● **READING PASSAGE**
Mobile element integration reveals a chromosome dimer resolution system in Legionellales

ABSTRACT In bacteria, the mechanisms used to repair DNA lesions during genome replication include homologous recombination between sister chromosomes. This can lead to the formation of chromosome dimers if an odd number of crossover events occurs. The concatenated DNA must be resolved before cell separation to ensure genomic stability and cell viability. The broadly conserved dif /Xer system counteracts the formation of dimers by catalyzing one additional crossover event immediately prior to cell separation. While dif /Xer systems have been characterized or predicted in the vast majority of proteobacteria, no homologs to dif or xer have been identified in the order Legionellales. Here we report the discovery of a distinct single-recombinase dif /Xer system in the intracellular pathogen Legionella pneumophila . The dif site was uncovered by our analysis of Legionella mobile element-1 (LME-1), which harbors a dif site-mimic and integrates into the L. pneumophila genome via site-specific recombination. We demonstrate that lpg1867 (herein named xerL ) encodes a tyrosine recombinase that is necessary and sufficient for catalyzing recombination at the dif site, and that deletion of dif or xerL causes filamentation along with extracellular and intracellular growth defects. We show that the dif/ XerL system is present throughout Legionellales and that Coxiella burnetii XerL and its cognate dif site can functionally substitute for the native system in L. pneumophila . Lastly, we describe an unexpected link between C. burnetii dif /Xer and the maintenance of its virulence plasmids. Significance Statement The maintenance of circular chromosomes depends on the ability to resolve aberrant chromosome dimers as they form. In most proteobacteria, broadly conserved Xer recombinases catalyze single crossovers at short, species-specific dif sites located near the replication terminus. Chromosomal dimerization leads to the formation of two copies of dif , leading to rapid site-specific recombination and elimination of the duplicated intervening sequence. The apparent absence of chromosome-dimer resolution mechanisms in Legionellales has been a mystery to date. By studying a phage-like mobile genetic element, LME-1, we have identified a previously unknown single-recombinase dif /Xer system that is not only widespread across Legionellales but whose activity is linked to virulence in two important human pathogens.

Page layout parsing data
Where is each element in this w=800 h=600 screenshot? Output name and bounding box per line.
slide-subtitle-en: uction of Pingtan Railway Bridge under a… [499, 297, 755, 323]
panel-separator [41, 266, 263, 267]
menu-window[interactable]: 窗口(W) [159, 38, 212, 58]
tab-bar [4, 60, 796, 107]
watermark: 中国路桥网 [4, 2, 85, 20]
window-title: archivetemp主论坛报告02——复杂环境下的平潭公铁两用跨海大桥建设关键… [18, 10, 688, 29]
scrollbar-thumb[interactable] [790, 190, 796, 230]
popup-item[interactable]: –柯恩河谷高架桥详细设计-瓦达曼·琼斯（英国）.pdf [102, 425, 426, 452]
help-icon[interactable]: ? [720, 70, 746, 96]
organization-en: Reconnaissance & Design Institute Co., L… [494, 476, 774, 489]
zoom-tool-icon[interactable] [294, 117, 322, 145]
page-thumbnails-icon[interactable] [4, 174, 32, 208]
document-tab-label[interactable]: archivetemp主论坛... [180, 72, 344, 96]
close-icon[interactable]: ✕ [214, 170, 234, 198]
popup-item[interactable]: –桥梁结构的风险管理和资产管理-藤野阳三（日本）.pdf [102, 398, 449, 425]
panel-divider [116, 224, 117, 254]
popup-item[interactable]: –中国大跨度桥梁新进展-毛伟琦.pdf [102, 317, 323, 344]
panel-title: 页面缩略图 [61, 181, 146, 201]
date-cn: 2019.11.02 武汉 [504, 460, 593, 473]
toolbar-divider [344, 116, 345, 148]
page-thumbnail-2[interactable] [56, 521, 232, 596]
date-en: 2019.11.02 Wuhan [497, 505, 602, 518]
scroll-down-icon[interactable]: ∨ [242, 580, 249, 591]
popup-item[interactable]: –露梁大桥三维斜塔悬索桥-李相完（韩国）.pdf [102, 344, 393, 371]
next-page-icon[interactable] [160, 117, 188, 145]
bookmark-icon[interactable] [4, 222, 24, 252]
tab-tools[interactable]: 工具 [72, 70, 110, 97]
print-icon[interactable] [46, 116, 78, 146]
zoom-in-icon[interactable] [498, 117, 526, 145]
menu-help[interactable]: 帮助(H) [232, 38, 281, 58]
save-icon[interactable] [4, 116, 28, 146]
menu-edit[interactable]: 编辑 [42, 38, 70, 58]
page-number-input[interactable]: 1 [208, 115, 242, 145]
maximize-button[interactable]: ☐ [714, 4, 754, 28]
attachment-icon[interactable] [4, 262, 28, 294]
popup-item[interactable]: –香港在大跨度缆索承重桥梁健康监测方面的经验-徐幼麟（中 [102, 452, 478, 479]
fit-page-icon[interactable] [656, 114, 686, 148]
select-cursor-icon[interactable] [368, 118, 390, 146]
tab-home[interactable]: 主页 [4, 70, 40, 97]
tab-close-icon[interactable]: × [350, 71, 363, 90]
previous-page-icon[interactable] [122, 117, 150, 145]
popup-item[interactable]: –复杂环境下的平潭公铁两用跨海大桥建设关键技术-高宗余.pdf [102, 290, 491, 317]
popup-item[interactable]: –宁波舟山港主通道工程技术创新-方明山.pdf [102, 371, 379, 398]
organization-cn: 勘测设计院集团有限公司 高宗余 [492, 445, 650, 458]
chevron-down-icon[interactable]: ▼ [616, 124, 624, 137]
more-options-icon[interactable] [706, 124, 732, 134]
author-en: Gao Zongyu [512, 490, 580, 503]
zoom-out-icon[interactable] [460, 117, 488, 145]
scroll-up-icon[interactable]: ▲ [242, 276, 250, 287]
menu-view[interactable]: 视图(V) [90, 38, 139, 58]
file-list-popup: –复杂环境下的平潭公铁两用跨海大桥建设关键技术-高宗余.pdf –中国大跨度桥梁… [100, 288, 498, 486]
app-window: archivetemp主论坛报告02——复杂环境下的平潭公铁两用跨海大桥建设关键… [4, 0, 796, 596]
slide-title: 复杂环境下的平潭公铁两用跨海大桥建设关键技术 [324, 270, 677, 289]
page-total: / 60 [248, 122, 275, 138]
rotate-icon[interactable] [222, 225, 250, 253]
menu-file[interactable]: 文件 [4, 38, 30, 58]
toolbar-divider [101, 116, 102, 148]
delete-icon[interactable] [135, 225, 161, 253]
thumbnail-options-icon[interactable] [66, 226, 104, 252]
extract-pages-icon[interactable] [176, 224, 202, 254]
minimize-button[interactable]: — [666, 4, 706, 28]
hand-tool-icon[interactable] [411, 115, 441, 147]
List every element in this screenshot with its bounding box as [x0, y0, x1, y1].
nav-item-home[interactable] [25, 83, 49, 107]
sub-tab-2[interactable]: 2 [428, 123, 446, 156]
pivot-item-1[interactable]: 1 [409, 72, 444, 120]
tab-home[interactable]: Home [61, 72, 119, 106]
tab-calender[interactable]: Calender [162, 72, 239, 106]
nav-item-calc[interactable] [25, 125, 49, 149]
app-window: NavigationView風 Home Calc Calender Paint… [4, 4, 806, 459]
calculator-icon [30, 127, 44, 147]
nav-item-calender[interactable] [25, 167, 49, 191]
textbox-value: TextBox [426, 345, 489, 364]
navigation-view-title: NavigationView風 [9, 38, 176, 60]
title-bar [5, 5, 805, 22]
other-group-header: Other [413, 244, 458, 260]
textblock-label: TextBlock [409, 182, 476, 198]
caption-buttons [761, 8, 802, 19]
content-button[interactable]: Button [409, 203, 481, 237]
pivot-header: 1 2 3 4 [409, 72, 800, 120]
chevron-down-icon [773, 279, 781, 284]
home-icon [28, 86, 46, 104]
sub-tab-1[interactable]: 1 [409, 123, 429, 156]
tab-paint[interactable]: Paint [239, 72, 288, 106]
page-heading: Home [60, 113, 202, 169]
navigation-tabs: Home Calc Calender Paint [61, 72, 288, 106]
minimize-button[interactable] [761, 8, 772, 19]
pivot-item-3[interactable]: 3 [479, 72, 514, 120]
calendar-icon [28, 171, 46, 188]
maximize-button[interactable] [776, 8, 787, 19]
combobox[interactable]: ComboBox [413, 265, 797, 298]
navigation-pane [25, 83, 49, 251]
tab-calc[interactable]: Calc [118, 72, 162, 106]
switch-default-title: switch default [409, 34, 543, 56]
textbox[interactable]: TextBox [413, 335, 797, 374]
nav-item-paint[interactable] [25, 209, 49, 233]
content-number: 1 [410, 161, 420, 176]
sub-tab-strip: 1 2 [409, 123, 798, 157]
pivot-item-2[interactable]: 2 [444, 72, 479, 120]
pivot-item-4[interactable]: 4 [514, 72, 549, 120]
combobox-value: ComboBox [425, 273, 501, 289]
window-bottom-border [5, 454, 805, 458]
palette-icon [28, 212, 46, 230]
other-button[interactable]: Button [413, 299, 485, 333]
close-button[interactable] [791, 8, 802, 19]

● **THE PROBLEM**
In the abstract on chromosome dimer resolution in Legionellales, which gene is given the name xerL? The rows have nothing to do with this.

● **RESPONSE TO THIS EXERCISE**
lpg1867